What you are asked to do> Copy out the following lines verbatim.
┌────────
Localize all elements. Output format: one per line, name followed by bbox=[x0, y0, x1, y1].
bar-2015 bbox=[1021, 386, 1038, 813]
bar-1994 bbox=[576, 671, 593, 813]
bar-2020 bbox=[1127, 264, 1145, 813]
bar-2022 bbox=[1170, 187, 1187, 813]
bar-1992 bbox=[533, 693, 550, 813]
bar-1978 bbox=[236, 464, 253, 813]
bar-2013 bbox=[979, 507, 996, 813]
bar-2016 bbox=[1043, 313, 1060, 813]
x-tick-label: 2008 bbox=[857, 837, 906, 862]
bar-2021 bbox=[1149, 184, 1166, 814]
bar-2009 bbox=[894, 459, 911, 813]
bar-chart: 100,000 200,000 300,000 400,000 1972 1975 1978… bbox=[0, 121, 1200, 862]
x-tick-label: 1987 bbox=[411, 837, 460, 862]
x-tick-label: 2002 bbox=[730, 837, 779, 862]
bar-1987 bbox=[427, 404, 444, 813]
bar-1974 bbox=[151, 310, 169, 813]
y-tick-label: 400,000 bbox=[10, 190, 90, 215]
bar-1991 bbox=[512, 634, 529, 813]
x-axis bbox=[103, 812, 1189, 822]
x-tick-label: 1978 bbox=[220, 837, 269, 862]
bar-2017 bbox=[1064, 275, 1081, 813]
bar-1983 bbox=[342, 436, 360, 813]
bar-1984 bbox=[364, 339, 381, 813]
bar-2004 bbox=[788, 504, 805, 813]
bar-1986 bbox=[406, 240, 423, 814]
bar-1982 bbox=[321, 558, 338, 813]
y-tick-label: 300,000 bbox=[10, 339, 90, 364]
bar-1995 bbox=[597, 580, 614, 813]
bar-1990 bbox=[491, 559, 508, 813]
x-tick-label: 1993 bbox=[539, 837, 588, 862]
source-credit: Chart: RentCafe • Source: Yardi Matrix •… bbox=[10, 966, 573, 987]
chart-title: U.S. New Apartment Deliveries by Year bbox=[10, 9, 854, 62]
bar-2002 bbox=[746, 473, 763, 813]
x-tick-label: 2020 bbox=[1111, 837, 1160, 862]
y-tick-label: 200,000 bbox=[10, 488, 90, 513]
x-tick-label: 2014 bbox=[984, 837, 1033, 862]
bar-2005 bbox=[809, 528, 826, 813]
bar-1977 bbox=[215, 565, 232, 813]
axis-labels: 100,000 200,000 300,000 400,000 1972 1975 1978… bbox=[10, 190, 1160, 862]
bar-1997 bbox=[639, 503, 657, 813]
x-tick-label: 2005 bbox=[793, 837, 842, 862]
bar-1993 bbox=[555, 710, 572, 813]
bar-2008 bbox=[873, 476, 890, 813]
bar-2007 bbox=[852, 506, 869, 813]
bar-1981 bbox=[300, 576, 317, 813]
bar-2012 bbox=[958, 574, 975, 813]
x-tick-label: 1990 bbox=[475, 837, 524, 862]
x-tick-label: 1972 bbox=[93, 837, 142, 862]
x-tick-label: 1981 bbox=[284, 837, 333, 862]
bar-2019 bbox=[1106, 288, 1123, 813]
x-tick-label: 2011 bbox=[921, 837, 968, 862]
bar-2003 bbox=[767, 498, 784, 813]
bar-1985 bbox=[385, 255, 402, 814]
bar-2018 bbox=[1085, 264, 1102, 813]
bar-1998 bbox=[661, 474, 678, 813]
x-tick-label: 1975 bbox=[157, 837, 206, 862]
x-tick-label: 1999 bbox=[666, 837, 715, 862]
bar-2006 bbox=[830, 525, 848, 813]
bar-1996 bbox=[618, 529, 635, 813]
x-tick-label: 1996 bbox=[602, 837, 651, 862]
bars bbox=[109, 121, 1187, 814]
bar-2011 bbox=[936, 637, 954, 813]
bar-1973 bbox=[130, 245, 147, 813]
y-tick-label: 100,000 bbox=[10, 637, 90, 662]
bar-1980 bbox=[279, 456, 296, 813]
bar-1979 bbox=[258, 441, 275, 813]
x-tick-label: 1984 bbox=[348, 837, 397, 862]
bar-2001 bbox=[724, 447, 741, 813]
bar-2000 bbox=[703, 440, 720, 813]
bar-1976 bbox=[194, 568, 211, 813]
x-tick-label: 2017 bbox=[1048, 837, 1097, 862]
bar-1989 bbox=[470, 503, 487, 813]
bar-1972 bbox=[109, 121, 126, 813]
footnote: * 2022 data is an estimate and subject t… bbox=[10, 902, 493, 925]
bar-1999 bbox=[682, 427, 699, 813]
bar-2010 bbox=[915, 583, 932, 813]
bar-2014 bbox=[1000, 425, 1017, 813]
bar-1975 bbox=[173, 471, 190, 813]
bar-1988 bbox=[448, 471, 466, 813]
└────────
Reply to the task>
Localize all elements. Output format: one per line, name followed by bbox=[x0, y0, x1, y1].
bar-2015 bbox=[1021, 386, 1038, 813]
bar-1994 bbox=[576, 671, 593, 813]
bar-2020 bbox=[1127, 264, 1145, 813]
bar-2022 bbox=[1170, 187, 1187, 813]
bar-1992 bbox=[533, 693, 550, 813]
bar-1978 bbox=[236, 464, 253, 813]
bar-2013 bbox=[979, 507, 996, 813]
bar-2016 bbox=[1043, 313, 1060, 813]
x-tick-label: 2008 bbox=[857, 837, 906, 862]
bar-2021 bbox=[1149, 184, 1166, 814]
bar-2009 bbox=[894, 459, 911, 813]
bar-chart: 100,000 200,000 300,000 400,000 1972 1975 1978… bbox=[0, 121, 1200, 862]
x-tick-label: 1987 bbox=[411, 837, 460, 862]
x-tick-label: 2002 bbox=[730, 837, 779, 862]
bar-1987 bbox=[427, 404, 444, 813]
bar-1974 bbox=[151, 310, 169, 813]
y-tick-label: 400,000 bbox=[10, 190, 90, 215]
bar-1991 bbox=[512, 634, 529, 813]
x-axis bbox=[103, 812, 1189, 822]
x-tick-label: 1978 bbox=[220, 837, 269, 862]
bar-2017 bbox=[1064, 275, 1081, 813]
bar-1983 bbox=[342, 436, 360, 813]
bar-1984 bbox=[364, 339, 381, 813]
bar-2004 bbox=[788, 504, 805, 813]
bar-1986 bbox=[406, 240, 423, 814]
bar-1982 bbox=[321, 558, 338, 813]
y-tick-label: 300,000 bbox=[10, 339, 90, 364]
bar-1995 bbox=[597, 580, 614, 813]
bar-1990 bbox=[491, 559, 508, 813]
x-tick-label: 1993 bbox=[539, 837, 588, 862]
source-credit: Chart: RentCafe • Source: Yardi Matrix •… bbox=[10, 966, 573, 987]
chart-title: U.S. New Apartment Deliveries by Year bbox=[10, 9, 854, 62]
bar-2002 bbox=[746, 473, 763, 813]
x-tick-label: 2020 bbox=[1111, 837, 1160, 862]
y-tick-label: 200,000 bbox=[10, 488, 90, 513]
x-tick-label: 2014 bbox=[984, 837, 1033, 862]
bar-2005 bbox=[809, 528, 826, 813]
bar-1977 bbox=[215, 565, 232, 813]
axis-labels: 100,000 200,000 300,000 400,000 1972 1975 1978… bbox=[10, 190, 1160, 862]
bar-1997 bbox=[639, 503, 657, 813]
x-tick-label: 2005 bbox=[793, 837, 842, 862]
bar-1993 bbox=[555, 710, 572, 813]
bar-2008 bbox=[873, 476, 890, 813]
bar-2007 bbox=[852, 506, 869, 813]
bar-1981 bbox=[300, 576, 317, 813]
bar-2012 bbox=[958, 574, 975, 813]
x-tick-label: 1990 bbox=[475, 837, 524, 862]
x-tick-label: 1972 bbox=[93, 837, 142, 862]
x-tick-label: 1981 bbox=[284, 837, 333, 862]
bar-2019 bbox=[1106, 288, 1123, 813]
x-tick-label: 2011 bbox=[921, 837, 968, 862]
bar-2003 bbox=[767, 498, 784, 813]
bar-1985 bbox=[385, 255, 402, 814]
bar-2018 bbox=[1085, 264, 1102, 813]
bar-1998 bbox=[661, 474, 678, 813]
x-tick-label: 1975 bbox=[157, 837, 206, 862]
x-tick-label: 1999 bbox=[666, 837, 715, 862]
bar-2006 bbox=[830, 525, 848, 813]
bar-1996 bbox=[618, 529, 635, 813]
x-tick-label: 1996 bbox=[602, 837, 651, 862]
bars bbox=[109, 121, 1187, 814]
bar-2011 bbox=[936, 637, 954, 813]
bar-1973 bbox=[130, 245, 147, 813]
y-tick-label: 100,000 bbox=[10, 637, 90, 662]
bar-1980 bbox=[279, 456, 296, 813]
bar-1979 bbox=[258, 441, 275, 813]
x-tick-label: 1984 bbox=[348, 837, 397, 862]
bar-2001 bbox=[724, 447, 741, 813]
bar-2000 bbox=[703, 440, 720, 813]
bar-1976 bbox=[194, 568, 211, 813]
x-tick-label: 2017 bbox=[1048, 837, 1097, 862]
bar-1989 bbox=[470, 503, 487, 813]
bar-1972 bbox=[109, 121, 126, 813]
footnote: * 2022 data is an estimate and subject t… bbox=[10, 902, 493, 925]
bar-1999 bbox=[682, 427, 699, 813]
bar-2010 bbox=[915, 583, 932, 813]
bar-2014 bbox=[1000, 425, 1017, 813]
bar-1975 bbox=[173, 471, 190, 813]
bar-1988 bbox=[448, 471, 466, 813]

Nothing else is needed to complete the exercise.